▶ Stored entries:
_____
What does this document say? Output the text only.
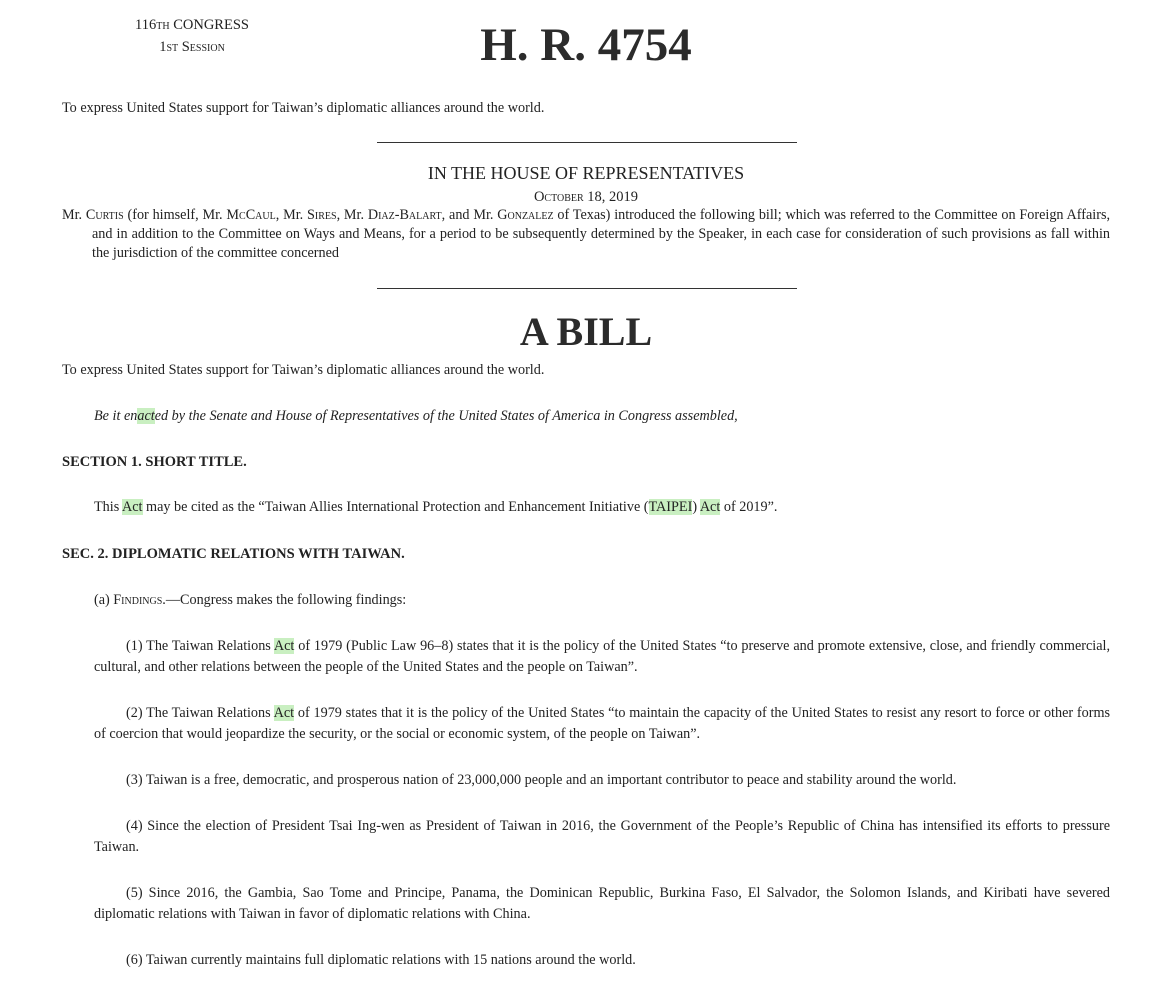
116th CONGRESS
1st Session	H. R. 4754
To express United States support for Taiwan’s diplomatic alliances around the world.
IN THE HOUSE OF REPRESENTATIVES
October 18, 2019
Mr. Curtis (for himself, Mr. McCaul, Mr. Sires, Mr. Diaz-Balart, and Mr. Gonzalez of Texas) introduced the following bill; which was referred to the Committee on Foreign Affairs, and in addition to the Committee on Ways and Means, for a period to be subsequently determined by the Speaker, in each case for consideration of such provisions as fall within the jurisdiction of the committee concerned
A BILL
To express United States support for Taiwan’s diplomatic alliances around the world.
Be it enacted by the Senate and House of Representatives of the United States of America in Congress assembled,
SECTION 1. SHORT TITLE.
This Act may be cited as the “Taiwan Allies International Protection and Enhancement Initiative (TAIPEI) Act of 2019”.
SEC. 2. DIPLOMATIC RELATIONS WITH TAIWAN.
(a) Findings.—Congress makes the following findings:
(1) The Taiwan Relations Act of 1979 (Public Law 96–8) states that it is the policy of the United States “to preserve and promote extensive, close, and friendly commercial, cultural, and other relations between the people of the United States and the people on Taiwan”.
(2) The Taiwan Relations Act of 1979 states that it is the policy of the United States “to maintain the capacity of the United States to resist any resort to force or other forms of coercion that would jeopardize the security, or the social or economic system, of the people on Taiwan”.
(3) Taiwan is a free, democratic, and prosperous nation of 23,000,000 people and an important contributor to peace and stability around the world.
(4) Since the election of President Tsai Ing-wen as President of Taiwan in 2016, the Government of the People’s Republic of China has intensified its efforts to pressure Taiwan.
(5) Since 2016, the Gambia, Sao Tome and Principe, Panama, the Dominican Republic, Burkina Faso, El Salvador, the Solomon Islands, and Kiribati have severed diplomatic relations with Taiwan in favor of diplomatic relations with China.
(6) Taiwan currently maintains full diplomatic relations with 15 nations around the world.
_____
▶ Problem statement:
Write the records out again in full, exactly, and skip every picture.

▶ Response to the exercise:
What does this document say? Output the text only.
116th CONGRESS
1st Session	H. R. 4754
To express United States support for Taiwan’s diplomatic alliances around the world.
IN THE HOUSE OF REPRESENTATIVES
October 18, 2019
Mr. Curtis (for himself, Mr. McCaul, Mr. Sires, Mr. Diaz-Balart, and Mr. Gonzalez of Texas) introduced the following bill; which was referred to the Committee on Foreign Affairs, and in addition to the Committee on Ways and Means, for a period to be subsequently determined by the Speaker, in each case for consideration of such provisions as fall within the jurisdiction of the committee concerned
A BILL
To express United States support for Taiwan’s diplomatic alliances around the world.
Be it enacted by the Senate and House of Representatives of the United States of America in Congress assembled,
SECTION 1. SHORT TITLE.
This Act may be cited as the “Taiwan Allies International Protection and Enhancement Initiative (TAIPEI) Act of 2019”.
SEC. 2. DIPLOMATIC RELATIONS WITH TAIWAN.
(a) Findings.—Congress makes the following findings:
(1) The Taiwan Relations Act of 1979 (Public Law 96–8) states that it is the policy of the United States “to preserve and promote extensive, close, and friendly commercial, cultural, and other relations between the people of the United States and the people on Taiwan”.
(2) The Taiwan Relations Act of 1979 states that it is the policy of the United States “to maintain the capacity of the United States to resist any resort to force or other forms of coercion that would jeopardize the security, or the social or economic system, of the people on Taiwan”.
(3) Taiwan is a free, democratic, and prosperous nation of 23,000,000 people and an important contributor to peace and stability around the world.
(4) Since the election of President Tsai Ing-wen as President of Taiwan in 2016, the Government of the People’s Republic of China has intensified its efforts to pressure Taiwan.
(5) Since 2016, the Gambia, Sao Tome and Principe, Panama, the Dominican Republic, Burkina Faso, El Salvador, the Solomon Islands, and Kiribati have severed diplomatic relations with Taiwan in favor of diplomatic relations with China.
(6) Taiwan currently maintains full diplomatic relations with 15 nations around the world.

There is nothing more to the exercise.